>>>

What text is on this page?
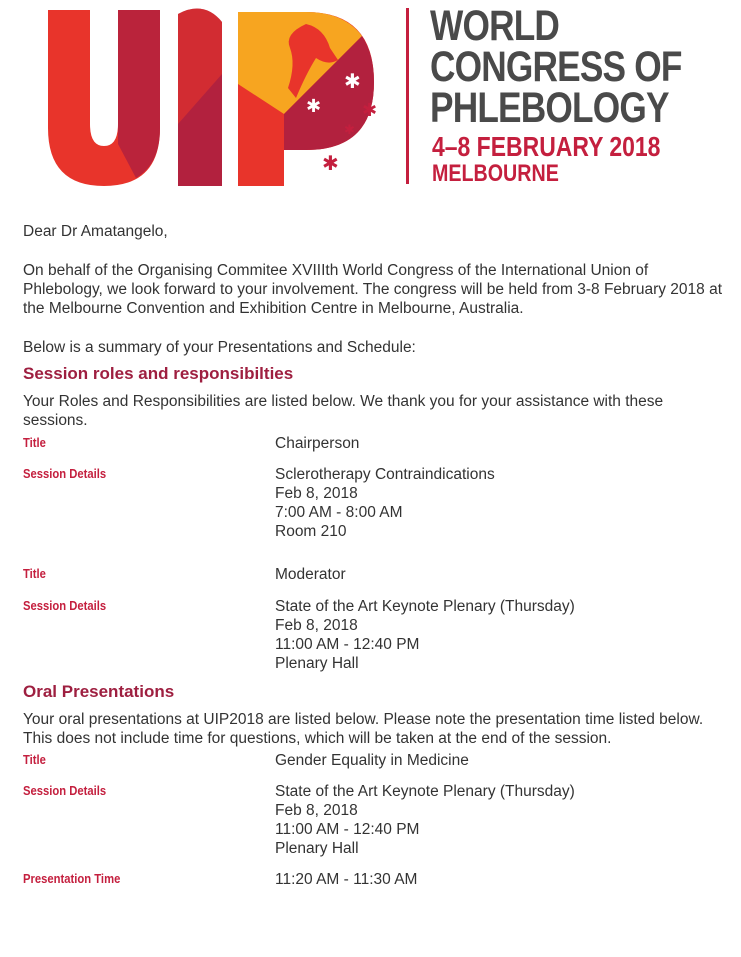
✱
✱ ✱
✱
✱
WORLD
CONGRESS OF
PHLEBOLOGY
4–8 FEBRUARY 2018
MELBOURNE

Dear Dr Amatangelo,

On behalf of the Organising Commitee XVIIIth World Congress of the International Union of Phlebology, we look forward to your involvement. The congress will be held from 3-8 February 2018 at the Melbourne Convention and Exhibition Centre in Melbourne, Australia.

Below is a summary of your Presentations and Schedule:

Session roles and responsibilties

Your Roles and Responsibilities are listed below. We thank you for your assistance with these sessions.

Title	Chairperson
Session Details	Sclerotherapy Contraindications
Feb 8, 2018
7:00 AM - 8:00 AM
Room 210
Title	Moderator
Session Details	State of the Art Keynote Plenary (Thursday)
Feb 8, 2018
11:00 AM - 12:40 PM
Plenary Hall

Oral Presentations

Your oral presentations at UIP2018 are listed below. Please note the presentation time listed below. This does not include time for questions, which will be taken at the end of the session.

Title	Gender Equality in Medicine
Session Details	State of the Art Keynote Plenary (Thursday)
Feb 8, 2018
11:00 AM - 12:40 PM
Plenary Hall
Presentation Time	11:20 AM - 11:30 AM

<<<

**The problem**
Reproduce all entries without any change, and omit the pictures.

**Full answer**
What text is on this page?
✱
✱ ✱
✱
✱
WORLD
CONGRESS OF
PHLEBOLOGY
4–8 FEBRUARY 2018
MELBOURNE

Dear Dr Amatangelo,

On behalf of the Organising Commitee XVIIIth World Congress of the International Union of Phlebology, we look forward to your involvement. The congress will be held from 3-8 February 2018 at the Melbourne Convention and Exhibition Centre in Melbourne, Australia.

Below is a summary of your Presentations and Schedule:

Session roles and responsibilties

Your Roles and Responsibilities are listed below. We thank you for your assistance with these sessions.

Title	Chairperson
Session Details	Sclerotherapy Contraindications
Feb 8, 2018
7:00 AM - 8:00 AM
Room 210
Title	Moderator
Session Details	State of the Art Keynote Plenary (Thursday)
Feb 8, 2018
11:00 AM - 12:40 PM
Plenary Hall

Oral Presentations

Your oral presentations at UIP2018 are listed below. Please note the presentation time listed below. This does not include time for questions, which will be taken at the end of the session.

Title	Gender Equality in Medicine
Session Details	State of the Art Keynote Plenary (Thursday)
Feb 8, 2018
11:00 AM - 12:40 PM
Plenary Hall
Presentation Time	11:20 AM - 11:30 AM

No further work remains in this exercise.